_Records for this exercise_.
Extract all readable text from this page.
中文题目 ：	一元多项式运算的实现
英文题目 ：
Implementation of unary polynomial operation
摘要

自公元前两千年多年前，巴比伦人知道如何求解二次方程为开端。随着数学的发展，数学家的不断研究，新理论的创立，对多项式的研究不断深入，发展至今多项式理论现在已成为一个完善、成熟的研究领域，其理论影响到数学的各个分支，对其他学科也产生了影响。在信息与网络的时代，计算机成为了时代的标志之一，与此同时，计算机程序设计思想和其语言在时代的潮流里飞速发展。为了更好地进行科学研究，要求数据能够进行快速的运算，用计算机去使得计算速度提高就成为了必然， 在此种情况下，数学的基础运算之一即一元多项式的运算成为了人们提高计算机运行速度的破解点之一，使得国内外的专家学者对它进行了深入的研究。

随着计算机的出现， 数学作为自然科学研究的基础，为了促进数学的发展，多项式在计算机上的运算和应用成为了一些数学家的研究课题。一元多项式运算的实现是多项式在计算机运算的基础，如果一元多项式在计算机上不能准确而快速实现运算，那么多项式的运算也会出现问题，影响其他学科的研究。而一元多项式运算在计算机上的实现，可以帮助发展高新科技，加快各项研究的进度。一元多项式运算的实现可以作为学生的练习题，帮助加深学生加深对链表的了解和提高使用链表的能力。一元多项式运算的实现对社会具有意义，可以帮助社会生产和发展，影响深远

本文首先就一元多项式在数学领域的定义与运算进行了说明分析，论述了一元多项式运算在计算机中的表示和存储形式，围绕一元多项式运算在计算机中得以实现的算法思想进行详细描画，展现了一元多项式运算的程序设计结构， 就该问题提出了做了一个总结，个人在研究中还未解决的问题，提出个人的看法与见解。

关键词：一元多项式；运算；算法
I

_Task details_.
Every line of the data above should be reproduced word for word.

_Reply to the exercise_.
Extract all readable text from this page.
中文题目 ：	一元多项式运算的实现
英文题目 ：
Implementation of unary polynomial operation
摘要

自公元前两千年多年前，巴比伦人知道如何求解二次方程为开端。随着数学的发展，数学家的不断研究，新理论的创立，对多项式的研究不断深入，发展至今多项式理论现在已成为一个完善、成熟的研究领域，其理论影响到数学的各个分支，对其他学科也产生了影响。在信息与网络的时代，计算机成为了时代的标志之一，与此同时，计算机程序设计思想和其语言在时代的潮流里飞速发展。为了更好地进行科学研究，要求数据能够进行快速的运算，用计算机去使得计算速度提高就成为了必然， 在此种情况下，数学的基础运算之一即一元多项式的运算成为了人们提高计算机运行速度的破解点之一，使得国内外的专家学者对它进行了深入的研究。

随着计算机的出现， 数学作为自然科学研究的基础，为了促进数学的发展，多项式在计算机上的运算和应用成为了一些数学家的研究课题。一元多项式运算的实现是多项式在计算机运算的基础，如果一元多项式在计算机上不能准确而快速实现运算，那么多项式的运算也会出现问题，影响其他学科的研究。而一元多项式运算在计算机上的实现，可以帮助发展高新科技，加快各项研究的进度。一元多项式运算的实现可以作为学生的练习题，帮助加深学生加深对链表的了解和提高使用链表的能力。一元多项式运算的实现对社会具有意义，可以帮助社会生产和发展，影响深远

本文首先就一元多项式在数学领域的定义与运算进行了说明分析，论述了一元多项式运算在计算机中的表示和存储形式，围绕一元多项式运算在计算机中得以实现的算法思想进行详细描画，展现了一元多项式运算的程序设计结构， 就该问题提出了做了一个总结，个人在研究中还未解决的问题，提出个人的看法与见解。

关键词：一元多项式；运算；算法
I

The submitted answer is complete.